__What is asked__. Set each record down exactly, excluding all images.

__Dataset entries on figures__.
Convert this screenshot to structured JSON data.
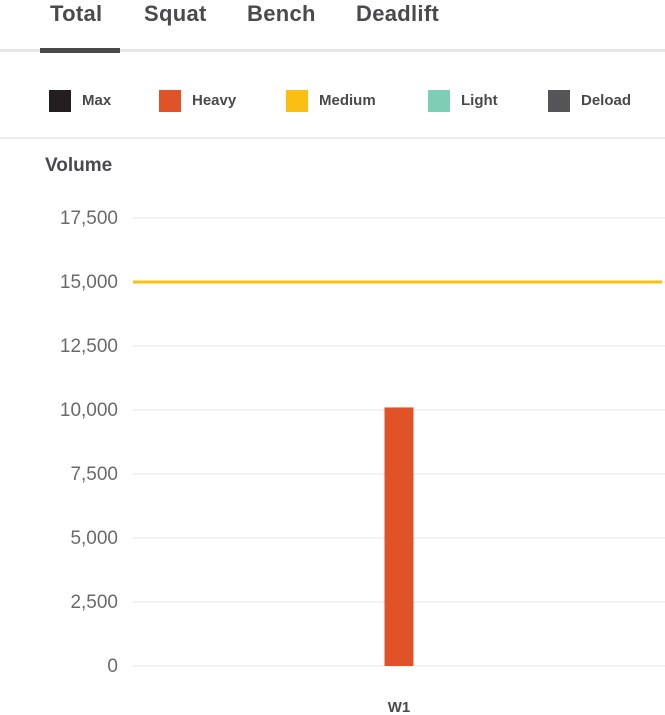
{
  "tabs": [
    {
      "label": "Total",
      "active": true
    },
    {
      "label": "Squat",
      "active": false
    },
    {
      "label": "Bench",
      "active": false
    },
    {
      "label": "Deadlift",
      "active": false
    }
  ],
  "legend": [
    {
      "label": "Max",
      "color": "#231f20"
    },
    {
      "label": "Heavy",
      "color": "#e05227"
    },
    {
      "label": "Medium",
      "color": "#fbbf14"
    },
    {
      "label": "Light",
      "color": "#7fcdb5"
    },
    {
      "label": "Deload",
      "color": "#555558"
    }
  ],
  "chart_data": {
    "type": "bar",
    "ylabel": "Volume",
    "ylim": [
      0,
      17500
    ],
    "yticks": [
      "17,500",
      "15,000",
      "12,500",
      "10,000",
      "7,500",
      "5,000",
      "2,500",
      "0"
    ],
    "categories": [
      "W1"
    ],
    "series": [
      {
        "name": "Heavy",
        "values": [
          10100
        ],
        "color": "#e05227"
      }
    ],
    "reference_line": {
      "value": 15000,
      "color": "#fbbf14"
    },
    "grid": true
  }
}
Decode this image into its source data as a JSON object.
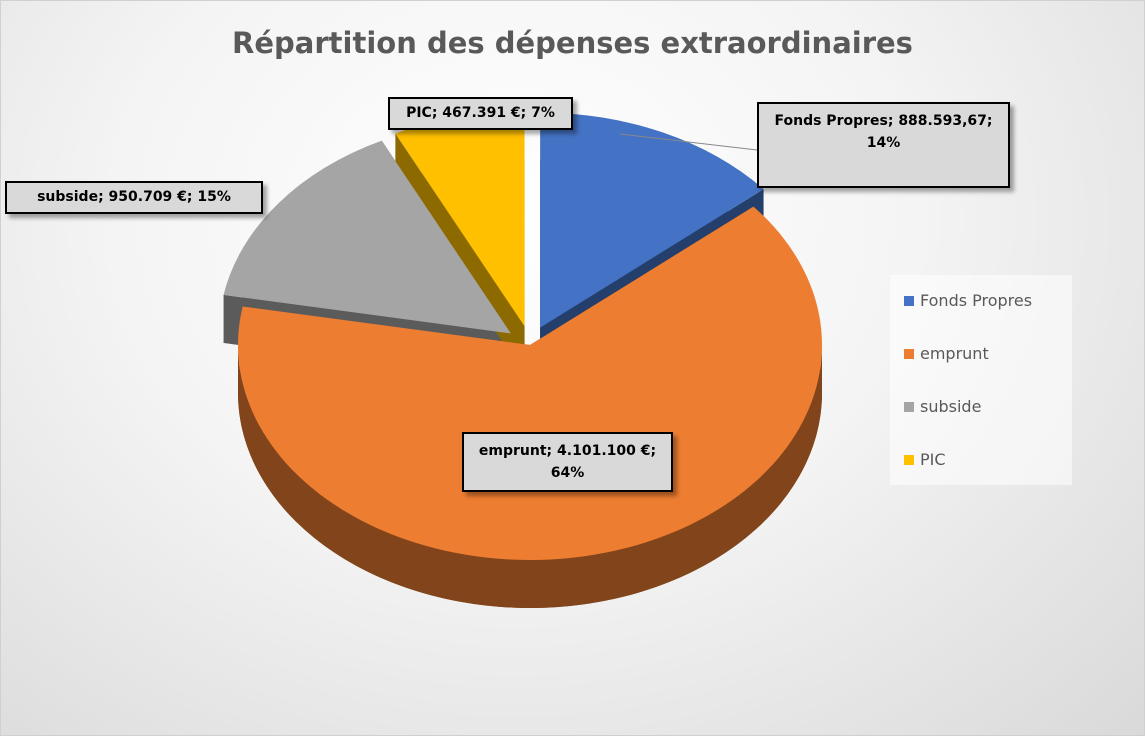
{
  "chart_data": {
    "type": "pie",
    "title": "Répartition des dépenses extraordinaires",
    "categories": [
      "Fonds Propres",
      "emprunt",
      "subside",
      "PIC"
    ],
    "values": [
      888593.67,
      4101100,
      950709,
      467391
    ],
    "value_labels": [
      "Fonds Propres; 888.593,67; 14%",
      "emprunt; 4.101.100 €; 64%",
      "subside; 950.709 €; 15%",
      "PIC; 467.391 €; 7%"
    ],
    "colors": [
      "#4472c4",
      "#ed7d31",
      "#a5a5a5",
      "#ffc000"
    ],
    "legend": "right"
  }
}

__Correct response__.
Convert this screenshot to structured JSON data.
{
  "tabs": [
    {
      "label": "Total",
      "active": true
    },
    {
      "label": "Squat",
      "active": false
    },
    {
      "label": "Bench",
      "active": false
    },
    {
      "label": "Deadlift",
      "active": false
    }
  ],
  "legend": [
    {
      "label": "Max",
      "color": "#231f20"
    },
    {
      "label": "Heavy",
      "color": "#e05227"
    },
    {
      "label": "Medium",
      "color": "#fbbf14"
    },
    {
      "label": "Light",
      "color": "#7fcdb5"
    },
    {
      "label": "Deload",
      "color": "#555558"
    }
  ],
  "chart_data": {
    "type": "bar",
    "ylabel": "Volume",
    "ylim": [
      0,
      17500
    ],
    "yticks": [
      "17,500",
      "15,000",
      "12,500",
      "10,000",
      "7,500",
      "5,000",
      "2,500",
      "0"
    ],
    "categories": [
      "W1"
    ],
    "series": [
      {
        "name": "Heavy",
        "values": [
          10100
        ],
        "color": "#e05227"
      }
    ],
    "reference_line": {
      "value": 15000,
      "color": "#fbbf14"
    },
    "grid": true
  }
}
Decode this image into its source data as a JSON object.
{
  "chart_data": {
    "type": "pie",
    "title": "Répartition des dépenses extraordinaires",
    "categories": [
      "Fonds Propres",
      "emprunt",
      "subside",
      "PIC"
    ],
    "values": [
      888593.67,
      4101100,
      950709,
      467391
    ],
    "value_labels": [
      "Fonds Propres; 888.593,67; 14%",
      "emprunt; 4.101.100 €; 64%",
      "subside; 950.709 €; 15%",
      "PIC; 467.391 €; 7%"
    ],
    "colors": [
      "#4472c4",
      "#ed7d31",
      "#a5a5a5",
      "#ffc000"
    ],
    "legend": "right"
  }
}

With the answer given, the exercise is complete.